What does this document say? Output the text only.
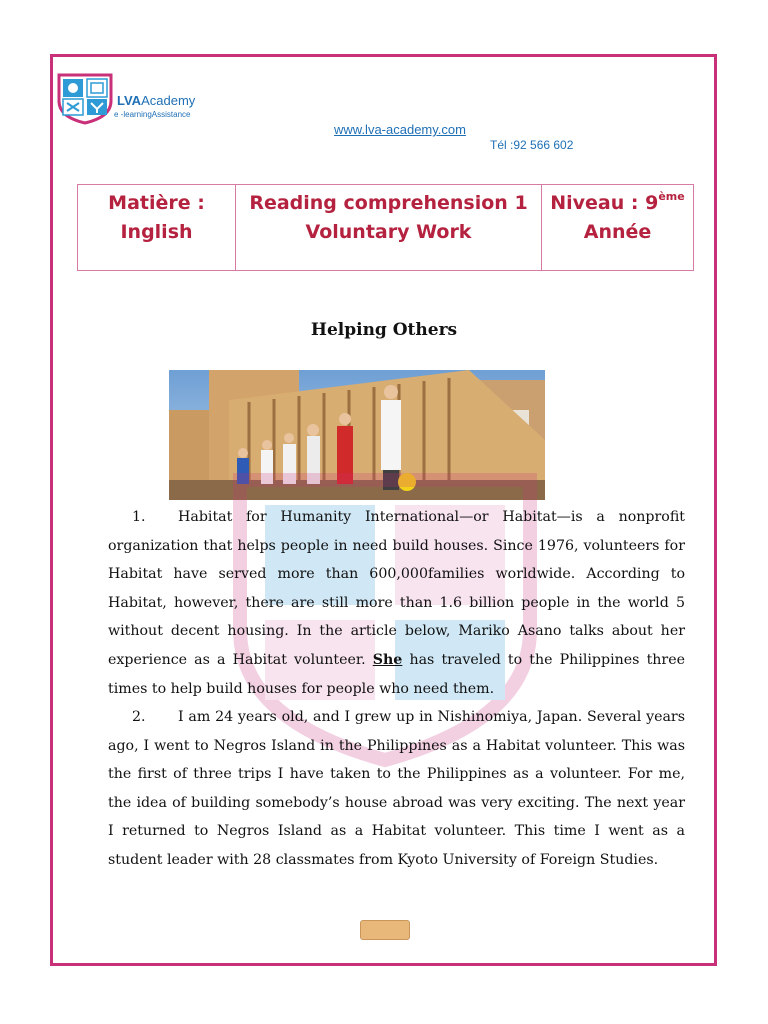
LVAAcademy
e -learningAssistance
www.lva-academy.com
Tél :92 566 602
Matière :
Inglish

Reading comprehension 1
Voluntary Work

Niveau : 9ème
Année
Helping Others

1. Habitat for Humanity International—or Habitat—is a nonprofit organization that helps people in need build houses. Since 1976, volunteers for Habitat have served more than 600,000families worldwide. According to Habitat, however, there are still more than 1.6 billion people in the world 5 without decent housing. In the article below, Mariko Asano talks about her experience as a Habitat volunteer. She has traveled to the Philippines three times to help build houses for people who need them.

2. I am 24 years old, and I grew up in Nishinomiya, Japan. Several years ago, I went to Negros Island in the Philippines as a Habitat volunteer. This was the first of three trips I have taken to the Philippines as a volunteer. For me, the idea of building somebody’s house abroad was very exciting. The next year I returned to Negros Island as a Habitat volunteer. This time I went as a student leader with 28 classmates from Kyoto University of Foreign Studies.
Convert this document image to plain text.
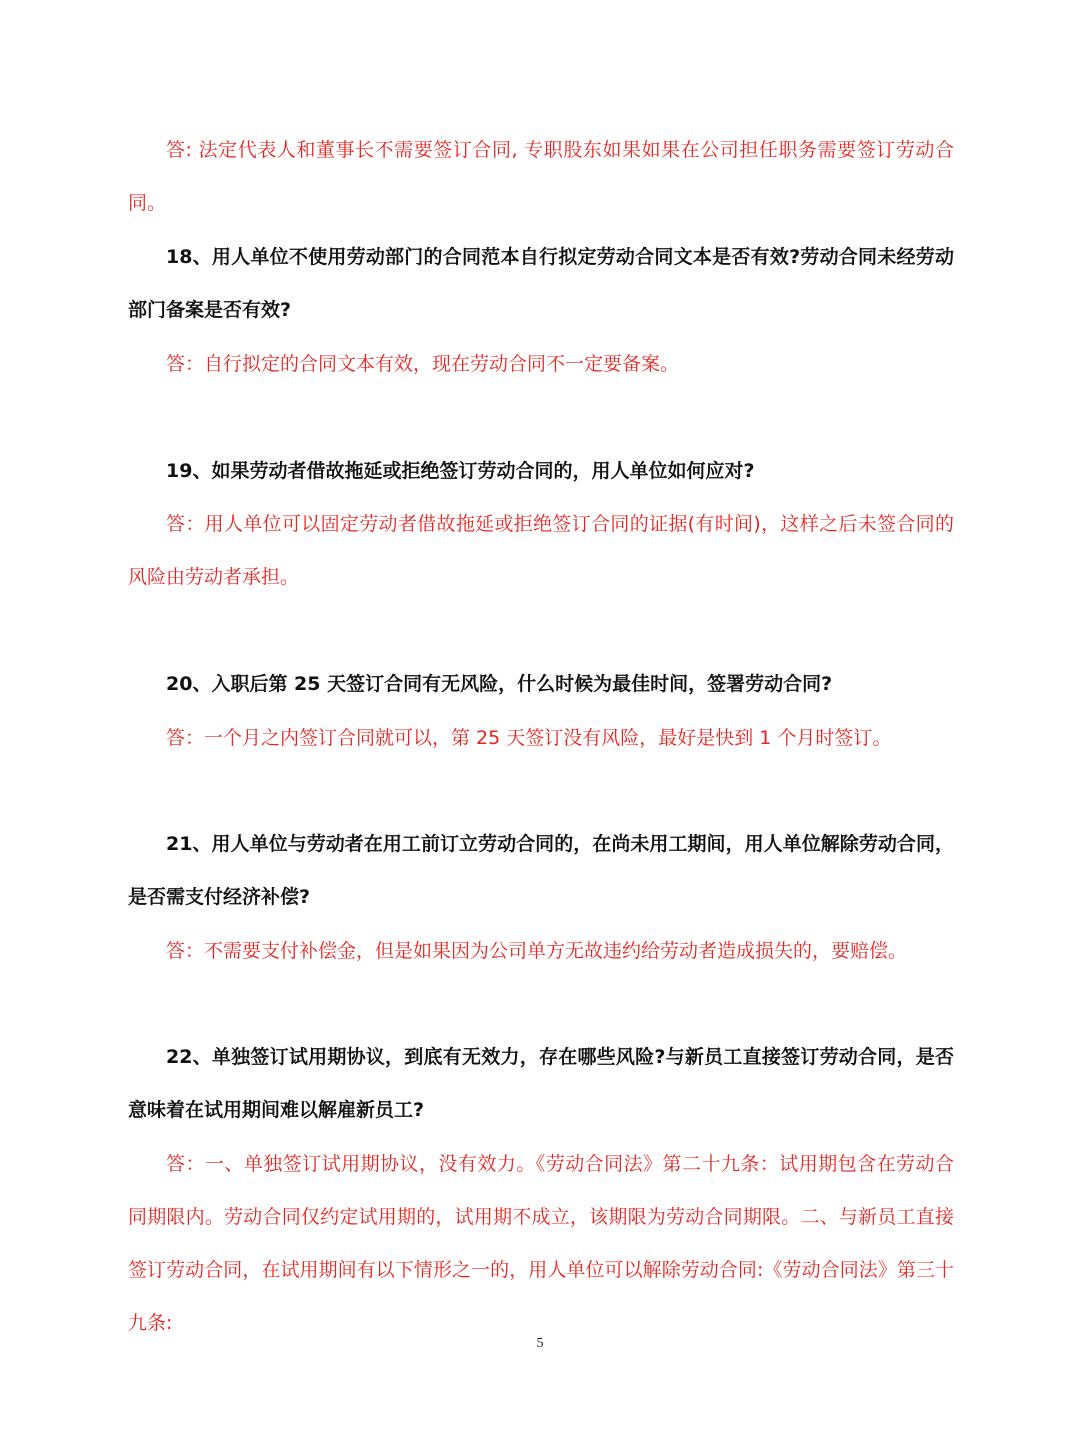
答: 法定代表人和董事长不需要签订合同, 专职股东如果如果在公司担任职务需要签订劳动合同。

18、用人单位不使用劳动部门的合同范本自行拟定劳动合同文本是否有效?劳动合同未经劳动部门备案是否有效?

答：自行拟定的合同文本有效，现在劳动合同不一定要备案。

19、如果劳动者借故拖延或拒绝签订劳动合同的，用人单位如何应对?

答：用人单位可以固定劳动者借故拖延或拒绝签订合同的证据(有时间)，这样之后未签合同的风险由劳动者承担。

20、入职后第 25 天签订合同有无风险，什么时候为最佳时间，签署劳动合同?

答：一个月之内签订合同就可以，第 25 天签订没有风险，最好是快到 1 个月时签订。

21、用人单位与劳动者在用工前订立劳动合同的，在尚未用工期间，用人单位解除劳动合同，是否需支付经济补偿?

答：不需要支付补偿金，但是如果因为公司单方无故违约给劳动者造成损失的，要赔偿。

22、单独签订试用期协议，到底有无效力，存在哪些风险?与新员工直接签订劳动合同，是否意味着在试用期间难以解雇新员工?

答：一、单独签订试用期协议，没有效力。《劳动合同法》第二十九条：试用期包含在劳动合同期限内。劳动合同仅约定试用期的，试用期不成立，该期限为劳动合同期限。二、与新员工直接签订劳动合同，在试用期间有以下情形之一的，用人单位可以解除劳动合同:《劳动合同法》第三十九条:

5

━━━━━━

*GIVEN PROBLEM:*
Return each line of the data, keeping its wording exact and omitting pictures.

*WORKED ANSWER:*
What does this document say? Output the text only.
LVAAcademy
e -learningAssistance
www.lva-academy.com
Tél :92 566 602
Matière :
Inglish

Reading comprehension 1
Voluntary Work

Niveau : 9ème
Année
Helping Others

1. Habitat for Humanity International—or Habitat—is a nonprofit organization that helps people in need build houses. Since 1976, volunteers for Habitat have served more than 600,000families worldwide. According to Habitat, however, there are still more than 1.6 billion people in the world 5 without decent housing. In the article below, Mariko Asano talks about her experience as a Habitat volunteer. She has traveled to the Philippines three times to help build houses for people who need them.

2. I am 24 years old, and I grew up in Nishinomiya, Japan. Several years ago, I went to Negros Island in the Philippines as a Habitat volunteer. This was the first of three trips I have taken to the Philippines as a volunteer. For me, the idea of building somebody’s house abroad was very exciting. The next year I returned to Negros Island as a Habitat volunteer. This time I went as a student leader with 28 classmates from Kyoto University of Foreign Studies.
Convert this document image to plain text.
答: 法定代表人和董事长不需要签订合同, 专职股东如果如果在公司担任职务需要签订劳动合同。

18、用人单位不使用劳动部门的合同范本自行拟定劳动合同文本是否有效?劳动合同未经劳动部门备案是否有效?

答：自行拟定的合同文本有效，现在劳动合同不一定要备案。

19、如果劳动者借故拖延或拒绝签订劳动合同的，用人单位如何应对?

答：用人单位可以固定劳动者借故拖延或拒绝签订合同的证据(有时间)，这样之后未签合同的风险由劳动者承担。

20、入职后第 25 天签订合同有无风险，什么时候为最佳时间，签署劳动合同?

答：一个月之内签订合同就可以，第 25 天签订没有风险，最好是快到 1 个月时签订。

21、用人单位与劳动者在用工前订立劳动合同的，在尚未用工期间，用人单位解除劳动合同，是否需支付经济补偿?

答：不需要支付补偿金，但是如果因为公司单方无故违约给劳动者造成损失的，要赔偿。

22、单独签订试用期协议，到底有无效力，存在哪些风险?与新员工直接签订劳动合同，是否意味着在试用期间难以解雇新员工?

答：一、单独签订试用期协议，没有效力。《劳动合同法》第二十九条：试用期包含在劳动合同期限内。劳动合同仅约定试用期的，试用期不成立，该期限为劳动合同期限。二、与新员工直接签订劳动合同，在试用期间有以下情形之一的，用人单位可以解除劳动合同:《劳动合同法》第三十九条:

5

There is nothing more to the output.